**SET EXERCISE:**
Copy each line of the records that holds the string "Rate".

**RECORDS SUPPLIED:**
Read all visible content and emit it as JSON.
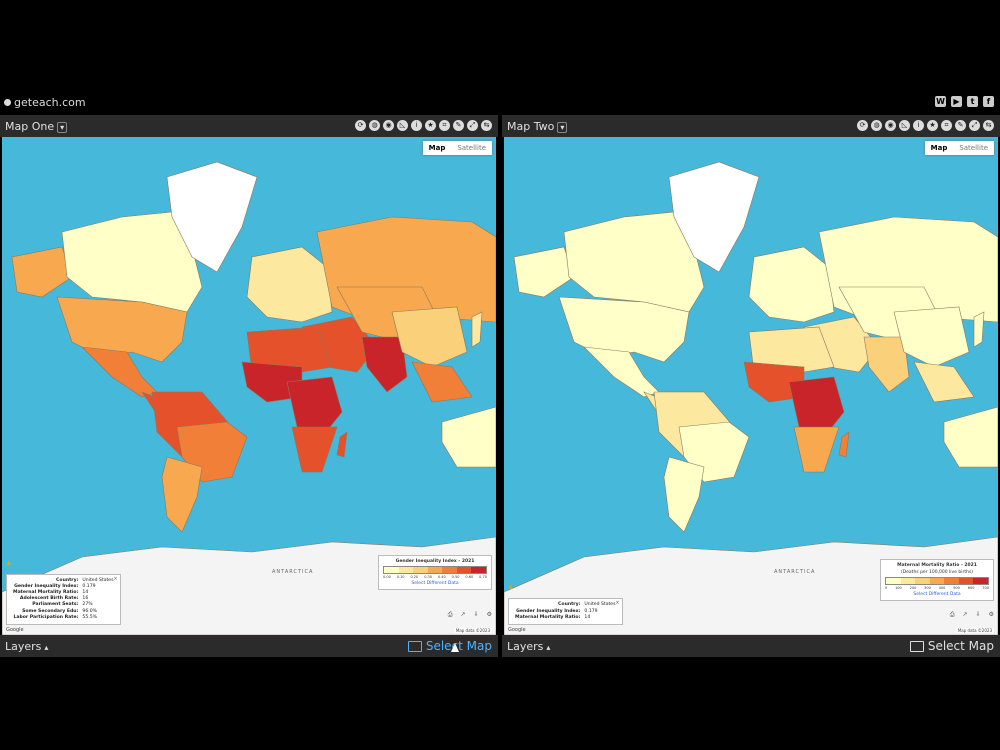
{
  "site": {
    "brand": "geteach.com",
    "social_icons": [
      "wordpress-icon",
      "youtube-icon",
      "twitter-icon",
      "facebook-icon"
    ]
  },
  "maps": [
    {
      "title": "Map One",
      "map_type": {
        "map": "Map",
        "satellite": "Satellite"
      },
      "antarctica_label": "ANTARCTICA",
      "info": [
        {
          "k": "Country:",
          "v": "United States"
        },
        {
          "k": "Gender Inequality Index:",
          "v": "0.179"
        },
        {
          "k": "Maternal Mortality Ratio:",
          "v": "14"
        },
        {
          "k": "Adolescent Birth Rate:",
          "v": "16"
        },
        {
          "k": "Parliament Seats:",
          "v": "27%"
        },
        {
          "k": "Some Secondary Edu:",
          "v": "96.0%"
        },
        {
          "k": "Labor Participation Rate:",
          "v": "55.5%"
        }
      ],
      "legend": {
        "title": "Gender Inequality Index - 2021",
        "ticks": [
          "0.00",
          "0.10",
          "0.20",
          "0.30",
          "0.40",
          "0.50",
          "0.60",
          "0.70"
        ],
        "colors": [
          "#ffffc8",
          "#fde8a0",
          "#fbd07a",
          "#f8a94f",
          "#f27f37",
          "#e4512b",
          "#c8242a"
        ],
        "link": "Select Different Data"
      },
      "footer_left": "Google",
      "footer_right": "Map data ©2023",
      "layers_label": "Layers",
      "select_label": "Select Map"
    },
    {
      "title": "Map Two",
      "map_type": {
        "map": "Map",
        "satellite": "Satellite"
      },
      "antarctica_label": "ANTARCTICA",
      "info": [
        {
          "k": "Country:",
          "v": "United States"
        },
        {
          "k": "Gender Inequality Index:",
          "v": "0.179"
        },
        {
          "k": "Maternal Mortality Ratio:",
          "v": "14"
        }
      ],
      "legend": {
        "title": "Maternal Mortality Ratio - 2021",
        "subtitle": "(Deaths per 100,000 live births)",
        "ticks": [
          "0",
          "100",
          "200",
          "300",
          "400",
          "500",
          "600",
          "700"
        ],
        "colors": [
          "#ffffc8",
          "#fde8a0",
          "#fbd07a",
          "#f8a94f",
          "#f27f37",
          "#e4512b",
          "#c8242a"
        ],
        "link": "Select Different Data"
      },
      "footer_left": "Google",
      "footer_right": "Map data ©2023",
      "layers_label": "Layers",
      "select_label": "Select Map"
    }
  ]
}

**SOLVED PROBLEM:**
          "k": "Adolescent Birth Rate:",
          "k": "Labor Participation Rate:",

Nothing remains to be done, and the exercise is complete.